#### Using the information:
1 - According to the therapist profile, in which two London locations does Fiona Turnbull practice?
2 - Carry the therapist profile forward from its final sentence.
··· Document segment
Fiona Turnbull is an experienced psychotherapist and supervisor, practicing from two welcoming locations in Clapham and Pimlico, London. Her therapeutic approach is gentle, grounded in kindness, compassion, and consistency. Fiona strives to offer a relationship built on trust, respect, genuine connection, and hope, working in an anti-oppressive manner and welcoming clients from diverse communities.
She has a particular affinity for supporting individuals dealing with anxiety, grief and loss, or feelings of low self-worth. She also works with clients navigating significant life events, crises, and transitions, as well as those interested in exploring the impact of different life stages—including early trauma and neglect—on their present experience.
While Fiona does not promise transformation, she provides a quiet, thoughtful space in which change can begin to feel possible. Trained in Gestalt psychotherapy, her work is also informed by feminist, existential, attachment, and trauma-informed approaches. In addition to her therapeutic practice, Fiona is a relational supervisor and facilitates staff reflection groups within the funeral sector.
For more information or to book a session, contact her via details provided below.
······
··· Dataset excerpts
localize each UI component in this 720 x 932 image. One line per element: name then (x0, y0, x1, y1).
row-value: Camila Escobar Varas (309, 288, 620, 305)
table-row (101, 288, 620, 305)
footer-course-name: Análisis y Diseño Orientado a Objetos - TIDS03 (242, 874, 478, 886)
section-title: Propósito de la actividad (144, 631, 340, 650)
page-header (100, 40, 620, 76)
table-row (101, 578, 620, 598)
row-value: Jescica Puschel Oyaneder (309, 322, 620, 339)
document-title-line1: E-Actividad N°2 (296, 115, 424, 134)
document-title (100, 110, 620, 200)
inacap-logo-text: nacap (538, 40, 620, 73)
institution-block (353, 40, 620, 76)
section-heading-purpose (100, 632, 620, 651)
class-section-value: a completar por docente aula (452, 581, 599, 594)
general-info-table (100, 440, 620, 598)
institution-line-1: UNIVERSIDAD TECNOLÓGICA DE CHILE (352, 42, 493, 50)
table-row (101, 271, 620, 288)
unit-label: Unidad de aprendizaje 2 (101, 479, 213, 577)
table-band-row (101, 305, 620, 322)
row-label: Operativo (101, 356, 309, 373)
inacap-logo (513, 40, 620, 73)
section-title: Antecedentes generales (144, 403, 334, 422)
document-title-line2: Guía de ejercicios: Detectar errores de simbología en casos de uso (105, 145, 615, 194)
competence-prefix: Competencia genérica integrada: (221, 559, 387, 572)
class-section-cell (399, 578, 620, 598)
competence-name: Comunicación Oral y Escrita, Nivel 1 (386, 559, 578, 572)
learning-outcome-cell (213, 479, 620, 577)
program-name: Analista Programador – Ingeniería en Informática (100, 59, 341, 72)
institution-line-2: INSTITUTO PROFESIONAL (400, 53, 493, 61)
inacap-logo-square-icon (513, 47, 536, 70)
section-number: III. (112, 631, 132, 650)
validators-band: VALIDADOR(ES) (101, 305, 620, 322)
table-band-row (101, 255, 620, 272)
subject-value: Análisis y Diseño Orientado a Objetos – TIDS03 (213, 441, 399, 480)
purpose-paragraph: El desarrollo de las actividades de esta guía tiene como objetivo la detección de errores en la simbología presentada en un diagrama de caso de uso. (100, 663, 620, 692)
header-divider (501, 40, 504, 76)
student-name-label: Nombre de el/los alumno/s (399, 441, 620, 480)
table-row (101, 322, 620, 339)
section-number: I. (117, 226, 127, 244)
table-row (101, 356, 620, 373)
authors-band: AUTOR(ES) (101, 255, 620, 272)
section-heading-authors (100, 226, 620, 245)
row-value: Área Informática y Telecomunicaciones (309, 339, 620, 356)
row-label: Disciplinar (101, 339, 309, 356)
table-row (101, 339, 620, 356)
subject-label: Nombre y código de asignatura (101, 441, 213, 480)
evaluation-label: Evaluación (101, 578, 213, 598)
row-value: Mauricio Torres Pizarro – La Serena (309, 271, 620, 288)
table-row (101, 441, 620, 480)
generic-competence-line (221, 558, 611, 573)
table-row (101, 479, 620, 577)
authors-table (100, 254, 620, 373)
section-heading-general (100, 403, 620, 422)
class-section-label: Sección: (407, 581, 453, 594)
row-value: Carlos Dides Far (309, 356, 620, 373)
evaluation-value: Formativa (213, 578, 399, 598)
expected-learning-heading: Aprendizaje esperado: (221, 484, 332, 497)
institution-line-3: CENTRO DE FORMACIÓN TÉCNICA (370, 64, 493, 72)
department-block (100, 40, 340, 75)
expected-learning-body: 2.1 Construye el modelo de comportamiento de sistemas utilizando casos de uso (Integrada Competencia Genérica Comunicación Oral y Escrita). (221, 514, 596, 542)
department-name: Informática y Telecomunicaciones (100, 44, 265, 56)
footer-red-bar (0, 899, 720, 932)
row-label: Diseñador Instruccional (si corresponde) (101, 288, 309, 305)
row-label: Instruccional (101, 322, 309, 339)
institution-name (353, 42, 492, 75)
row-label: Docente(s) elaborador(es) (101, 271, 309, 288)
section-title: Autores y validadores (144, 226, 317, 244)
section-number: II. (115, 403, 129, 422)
······
#### Answer list:
1 - Clapham and Pimlico.

2 -
Grieving for someone close to us evokes a wide and powerful array of emotions which can often feel bewildering and are sometimes quite unexpected. One emotion that can often catch us unawares in grief is anxiety – especially as it’s not so commonly talked about. Yet it’s a completely natural feeling in response to such a life-altering experience and many of us can feel a sudden or gradual rise in anxiety after a bereavement. People often refer to feeling like they’ve had the rug pulled from under them when someone close to them dies or that their grief can take their breath away.
Existential anxiety
It’s an immensely challenging aspect of being human that we live with the knowledge that our lives are finite and that we and people we love will inevitably die. Typically in the course of everyday life, we tend to firmly squirrel that awareness away at the back of our minds. Yet a bereavement brings us right up close – terrifyingly so sometimes – with the reality of death. When we’re grieving, we can become all too aware of the fragility and transitoriness of life. The worst did happen. Our fears did come true. Quite understandably we can feel existential anxiety as a result.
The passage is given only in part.